Locate the word "keskeny" in the entries below, then gather every line that holds it.

------------------------------------------------------------------------

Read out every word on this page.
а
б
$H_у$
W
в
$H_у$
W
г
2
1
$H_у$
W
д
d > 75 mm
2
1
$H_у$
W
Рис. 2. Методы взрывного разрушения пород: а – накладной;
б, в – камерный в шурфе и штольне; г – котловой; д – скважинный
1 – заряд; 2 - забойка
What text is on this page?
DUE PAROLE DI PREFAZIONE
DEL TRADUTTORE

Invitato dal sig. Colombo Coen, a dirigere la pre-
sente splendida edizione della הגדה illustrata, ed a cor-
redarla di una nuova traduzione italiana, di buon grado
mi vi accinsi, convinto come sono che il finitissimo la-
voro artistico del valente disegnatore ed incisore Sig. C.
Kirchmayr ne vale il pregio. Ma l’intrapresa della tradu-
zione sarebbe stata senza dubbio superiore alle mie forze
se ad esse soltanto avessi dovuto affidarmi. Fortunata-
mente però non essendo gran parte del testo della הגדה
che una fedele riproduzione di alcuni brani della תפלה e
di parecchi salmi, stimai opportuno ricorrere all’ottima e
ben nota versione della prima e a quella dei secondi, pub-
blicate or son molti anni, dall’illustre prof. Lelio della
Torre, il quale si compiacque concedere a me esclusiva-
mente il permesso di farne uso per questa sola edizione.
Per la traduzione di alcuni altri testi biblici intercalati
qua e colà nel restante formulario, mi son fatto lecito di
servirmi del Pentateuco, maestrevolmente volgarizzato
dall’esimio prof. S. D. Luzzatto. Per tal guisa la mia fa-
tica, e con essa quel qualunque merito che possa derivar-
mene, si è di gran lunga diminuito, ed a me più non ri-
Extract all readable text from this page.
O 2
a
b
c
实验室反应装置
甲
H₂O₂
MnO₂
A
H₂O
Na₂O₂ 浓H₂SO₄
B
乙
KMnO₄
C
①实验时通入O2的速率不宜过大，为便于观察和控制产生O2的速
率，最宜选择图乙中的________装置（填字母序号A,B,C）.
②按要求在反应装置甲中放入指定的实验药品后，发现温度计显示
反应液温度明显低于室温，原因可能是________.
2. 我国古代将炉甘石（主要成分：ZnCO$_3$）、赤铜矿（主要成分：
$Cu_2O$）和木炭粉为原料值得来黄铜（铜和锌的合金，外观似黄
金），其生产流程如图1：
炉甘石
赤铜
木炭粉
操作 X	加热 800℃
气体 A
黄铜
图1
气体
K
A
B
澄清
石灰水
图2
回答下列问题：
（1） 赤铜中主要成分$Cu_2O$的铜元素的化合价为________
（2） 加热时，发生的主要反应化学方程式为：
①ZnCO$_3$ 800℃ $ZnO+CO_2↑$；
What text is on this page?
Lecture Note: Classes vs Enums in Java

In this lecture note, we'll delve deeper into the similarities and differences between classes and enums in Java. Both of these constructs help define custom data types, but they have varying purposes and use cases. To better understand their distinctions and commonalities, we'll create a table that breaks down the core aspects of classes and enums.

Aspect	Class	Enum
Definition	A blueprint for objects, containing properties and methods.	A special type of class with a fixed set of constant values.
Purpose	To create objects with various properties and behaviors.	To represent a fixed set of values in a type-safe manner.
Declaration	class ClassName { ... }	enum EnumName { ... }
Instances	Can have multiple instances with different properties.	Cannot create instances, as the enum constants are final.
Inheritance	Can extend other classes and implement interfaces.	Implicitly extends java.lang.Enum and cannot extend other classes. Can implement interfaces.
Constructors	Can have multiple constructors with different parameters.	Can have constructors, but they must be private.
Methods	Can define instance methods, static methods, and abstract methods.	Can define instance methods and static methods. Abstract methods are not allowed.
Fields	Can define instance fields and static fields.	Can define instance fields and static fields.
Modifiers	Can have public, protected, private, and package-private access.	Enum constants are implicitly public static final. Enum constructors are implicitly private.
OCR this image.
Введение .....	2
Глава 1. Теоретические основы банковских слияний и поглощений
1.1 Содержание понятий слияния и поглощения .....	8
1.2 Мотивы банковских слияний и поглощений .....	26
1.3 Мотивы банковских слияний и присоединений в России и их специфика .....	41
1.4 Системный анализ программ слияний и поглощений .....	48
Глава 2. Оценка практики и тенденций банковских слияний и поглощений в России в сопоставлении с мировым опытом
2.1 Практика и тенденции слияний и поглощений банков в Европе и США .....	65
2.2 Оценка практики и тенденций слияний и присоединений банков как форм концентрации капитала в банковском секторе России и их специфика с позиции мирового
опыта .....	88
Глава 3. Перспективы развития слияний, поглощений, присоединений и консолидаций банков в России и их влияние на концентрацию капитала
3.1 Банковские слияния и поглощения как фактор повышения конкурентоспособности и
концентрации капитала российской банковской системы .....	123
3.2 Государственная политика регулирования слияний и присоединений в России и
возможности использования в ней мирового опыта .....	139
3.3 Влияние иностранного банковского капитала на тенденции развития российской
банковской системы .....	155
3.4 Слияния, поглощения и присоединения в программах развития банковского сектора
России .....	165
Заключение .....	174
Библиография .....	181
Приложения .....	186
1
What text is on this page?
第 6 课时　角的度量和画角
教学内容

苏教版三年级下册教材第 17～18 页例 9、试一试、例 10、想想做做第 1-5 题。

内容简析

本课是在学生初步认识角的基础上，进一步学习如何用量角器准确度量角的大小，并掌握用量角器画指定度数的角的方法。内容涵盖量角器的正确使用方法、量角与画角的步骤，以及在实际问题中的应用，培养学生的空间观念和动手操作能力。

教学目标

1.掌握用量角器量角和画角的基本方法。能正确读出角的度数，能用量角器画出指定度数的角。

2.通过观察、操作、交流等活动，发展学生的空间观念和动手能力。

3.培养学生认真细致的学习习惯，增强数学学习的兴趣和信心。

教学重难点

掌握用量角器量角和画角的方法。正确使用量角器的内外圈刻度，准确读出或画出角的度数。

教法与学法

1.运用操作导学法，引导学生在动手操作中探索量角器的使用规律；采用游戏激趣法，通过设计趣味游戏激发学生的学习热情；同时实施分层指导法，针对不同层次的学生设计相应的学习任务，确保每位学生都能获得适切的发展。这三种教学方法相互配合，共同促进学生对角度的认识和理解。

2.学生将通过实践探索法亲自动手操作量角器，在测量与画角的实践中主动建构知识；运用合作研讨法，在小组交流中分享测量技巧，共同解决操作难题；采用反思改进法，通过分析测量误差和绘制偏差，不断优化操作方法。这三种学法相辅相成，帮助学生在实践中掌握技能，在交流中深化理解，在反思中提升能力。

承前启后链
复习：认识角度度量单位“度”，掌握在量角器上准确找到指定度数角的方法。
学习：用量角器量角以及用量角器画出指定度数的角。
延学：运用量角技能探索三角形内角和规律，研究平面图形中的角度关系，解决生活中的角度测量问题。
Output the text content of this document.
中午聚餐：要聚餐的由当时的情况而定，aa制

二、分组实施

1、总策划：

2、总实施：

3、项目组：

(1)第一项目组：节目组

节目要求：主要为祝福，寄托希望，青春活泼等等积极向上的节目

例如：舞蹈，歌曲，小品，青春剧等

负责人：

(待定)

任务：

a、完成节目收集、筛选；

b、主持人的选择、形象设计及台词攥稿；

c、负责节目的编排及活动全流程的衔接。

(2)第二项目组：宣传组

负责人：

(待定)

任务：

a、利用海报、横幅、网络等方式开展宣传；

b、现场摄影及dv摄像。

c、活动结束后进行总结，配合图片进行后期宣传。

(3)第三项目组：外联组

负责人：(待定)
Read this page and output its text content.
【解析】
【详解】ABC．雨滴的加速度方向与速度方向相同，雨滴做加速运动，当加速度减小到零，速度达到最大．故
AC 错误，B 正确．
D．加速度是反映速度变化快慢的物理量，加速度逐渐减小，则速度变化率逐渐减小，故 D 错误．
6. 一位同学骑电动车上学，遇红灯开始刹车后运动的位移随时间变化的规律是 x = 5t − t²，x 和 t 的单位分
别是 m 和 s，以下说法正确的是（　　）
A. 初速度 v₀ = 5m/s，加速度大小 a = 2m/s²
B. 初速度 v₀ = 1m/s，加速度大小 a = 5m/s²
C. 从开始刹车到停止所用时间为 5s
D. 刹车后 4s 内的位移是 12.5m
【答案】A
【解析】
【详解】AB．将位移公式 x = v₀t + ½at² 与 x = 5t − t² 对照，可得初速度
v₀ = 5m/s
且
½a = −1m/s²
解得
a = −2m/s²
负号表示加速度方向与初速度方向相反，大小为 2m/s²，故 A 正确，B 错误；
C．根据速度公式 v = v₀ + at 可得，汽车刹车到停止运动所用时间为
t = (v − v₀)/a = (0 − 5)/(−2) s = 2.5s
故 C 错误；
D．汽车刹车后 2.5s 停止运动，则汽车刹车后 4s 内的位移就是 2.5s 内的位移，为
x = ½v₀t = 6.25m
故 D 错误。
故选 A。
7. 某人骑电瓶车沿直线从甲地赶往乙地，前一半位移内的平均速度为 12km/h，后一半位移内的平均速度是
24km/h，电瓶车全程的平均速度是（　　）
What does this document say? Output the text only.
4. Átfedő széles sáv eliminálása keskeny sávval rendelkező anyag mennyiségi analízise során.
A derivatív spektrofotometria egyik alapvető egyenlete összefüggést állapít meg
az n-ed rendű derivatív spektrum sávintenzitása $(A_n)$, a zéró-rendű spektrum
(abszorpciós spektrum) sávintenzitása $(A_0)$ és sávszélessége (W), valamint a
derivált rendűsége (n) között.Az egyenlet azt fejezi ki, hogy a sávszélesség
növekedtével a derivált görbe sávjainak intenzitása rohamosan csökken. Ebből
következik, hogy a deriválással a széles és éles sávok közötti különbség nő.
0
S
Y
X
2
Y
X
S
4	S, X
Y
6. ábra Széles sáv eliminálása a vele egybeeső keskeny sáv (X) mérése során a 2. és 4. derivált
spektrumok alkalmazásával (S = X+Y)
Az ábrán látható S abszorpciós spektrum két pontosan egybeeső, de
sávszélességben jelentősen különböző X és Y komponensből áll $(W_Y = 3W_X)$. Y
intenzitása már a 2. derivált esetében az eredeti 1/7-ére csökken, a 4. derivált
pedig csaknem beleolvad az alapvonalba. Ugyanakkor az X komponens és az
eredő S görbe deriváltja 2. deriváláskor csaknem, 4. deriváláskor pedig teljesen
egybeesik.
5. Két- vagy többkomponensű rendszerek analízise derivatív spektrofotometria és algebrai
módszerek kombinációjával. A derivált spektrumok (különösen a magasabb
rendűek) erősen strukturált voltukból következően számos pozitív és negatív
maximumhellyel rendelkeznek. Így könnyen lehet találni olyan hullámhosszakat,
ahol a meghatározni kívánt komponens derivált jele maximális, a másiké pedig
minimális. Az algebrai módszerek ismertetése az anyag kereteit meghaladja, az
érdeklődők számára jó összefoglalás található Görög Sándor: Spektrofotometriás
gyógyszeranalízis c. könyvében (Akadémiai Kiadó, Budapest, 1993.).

------------------------------------------------------------------------

▶ Written solution:
4. Átfedő széles sáv eliminálása keskeny sávval rendelkező anyag mennyiségi analízise során.
6. ábra Széles sáv eliminálása a vele egybeeső keskeny sáv (X) mérése során a 2. és 4. derivált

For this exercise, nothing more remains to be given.